*Passage to read:*
On Monday (October 14), according to a report Bloomberg, Booking Holdings, the leader in online travel (owner and operator of some of the world's top travel websites, including Booking.com, Priceline.com, and Kayak.com), became the seventh founding member of the Libra Association to quit Libra, the Facebook-led stablecoin project.
On June 18, when Facebook first officially introduced Libra, we were told that the Libra Association is an independent not-for-profit membership organization headquartered in Geneva, Switzerland and that there were 28 founding members, "a group of diverse organizations from around the world."
On October 4, PayPal quit the Libra project.

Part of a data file

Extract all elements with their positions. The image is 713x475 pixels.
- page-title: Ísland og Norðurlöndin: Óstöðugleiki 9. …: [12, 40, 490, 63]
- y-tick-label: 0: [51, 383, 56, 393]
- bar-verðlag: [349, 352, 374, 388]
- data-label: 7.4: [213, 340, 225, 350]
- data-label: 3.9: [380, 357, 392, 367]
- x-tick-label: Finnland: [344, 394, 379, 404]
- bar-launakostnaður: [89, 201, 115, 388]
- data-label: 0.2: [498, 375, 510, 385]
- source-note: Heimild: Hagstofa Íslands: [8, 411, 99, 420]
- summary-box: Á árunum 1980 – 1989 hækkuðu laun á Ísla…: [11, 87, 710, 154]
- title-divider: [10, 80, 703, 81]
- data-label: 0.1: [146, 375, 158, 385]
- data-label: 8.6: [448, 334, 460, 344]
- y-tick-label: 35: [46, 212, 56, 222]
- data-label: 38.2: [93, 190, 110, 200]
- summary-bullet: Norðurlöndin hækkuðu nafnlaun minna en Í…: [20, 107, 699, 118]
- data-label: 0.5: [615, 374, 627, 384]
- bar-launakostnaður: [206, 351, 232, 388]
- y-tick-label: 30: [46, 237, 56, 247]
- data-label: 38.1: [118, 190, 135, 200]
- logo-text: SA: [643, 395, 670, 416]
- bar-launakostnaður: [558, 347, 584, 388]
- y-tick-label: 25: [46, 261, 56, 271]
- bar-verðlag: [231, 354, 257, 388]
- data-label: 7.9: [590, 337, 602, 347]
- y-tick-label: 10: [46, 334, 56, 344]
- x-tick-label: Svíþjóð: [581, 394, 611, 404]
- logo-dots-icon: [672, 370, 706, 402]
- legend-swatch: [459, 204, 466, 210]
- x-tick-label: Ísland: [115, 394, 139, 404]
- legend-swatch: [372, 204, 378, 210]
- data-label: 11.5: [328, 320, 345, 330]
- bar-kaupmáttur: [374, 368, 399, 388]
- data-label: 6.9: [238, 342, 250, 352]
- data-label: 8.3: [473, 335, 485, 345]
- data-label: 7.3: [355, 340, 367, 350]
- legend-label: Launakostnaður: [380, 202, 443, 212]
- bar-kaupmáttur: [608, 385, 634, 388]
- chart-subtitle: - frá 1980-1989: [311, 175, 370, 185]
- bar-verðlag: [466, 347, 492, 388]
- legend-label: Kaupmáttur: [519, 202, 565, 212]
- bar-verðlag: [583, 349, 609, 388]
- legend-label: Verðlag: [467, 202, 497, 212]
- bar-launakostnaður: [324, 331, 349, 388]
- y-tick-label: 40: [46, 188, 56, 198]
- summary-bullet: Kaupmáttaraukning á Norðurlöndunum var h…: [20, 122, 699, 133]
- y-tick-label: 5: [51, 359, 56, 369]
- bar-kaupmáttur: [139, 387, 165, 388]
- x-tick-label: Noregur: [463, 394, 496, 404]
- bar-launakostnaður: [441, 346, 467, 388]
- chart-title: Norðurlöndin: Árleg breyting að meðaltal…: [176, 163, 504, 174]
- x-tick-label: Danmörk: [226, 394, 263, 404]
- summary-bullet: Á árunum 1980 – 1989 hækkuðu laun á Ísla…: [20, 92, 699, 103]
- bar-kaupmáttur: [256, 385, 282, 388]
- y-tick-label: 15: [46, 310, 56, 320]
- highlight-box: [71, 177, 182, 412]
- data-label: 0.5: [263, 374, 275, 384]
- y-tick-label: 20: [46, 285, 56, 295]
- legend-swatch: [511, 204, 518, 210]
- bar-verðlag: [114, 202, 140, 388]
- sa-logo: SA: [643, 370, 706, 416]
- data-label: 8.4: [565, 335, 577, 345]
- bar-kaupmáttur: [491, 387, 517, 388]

*What is being asked:*
Write the next part of the article on the Libra stablecoin project, picking up after its last sentence. You can set the listing aside; it plays no role here.

*Written answer:*
Four days later, on October 8, two senior U.S. Senators—Brian Schatz (D-HI) and Sherrod Brown (D-OH)—wrote letters to the CEOs of Visa, Mastercard and Stripe in order to share their "deep concerns" about Libra and the Libra Association because important questions about the risks posed by this project "remain unanswered." They also wanted these companies to consider how would they be able to manage these risks before going ahead with this project given that Facebook has not yet proven to U.S. Congress or to financial regulators "that it is taking these risks seriously."
Then, on October 11, according to reports published in Bloomberg and in the Financial Times, five more organizations—Visa, Mastercard, eBay, Stripe, and Mercado Pago—followed PayPal's lead and withdrew from the Libra Association.
Visa had this to say:
Visa has decided not to join the Libra Association at this time. We will continue to evaluate and our ultimate decision will be determined by a number of factors, including the Association’s ability to fully satisfy all requisite regulatory expectations.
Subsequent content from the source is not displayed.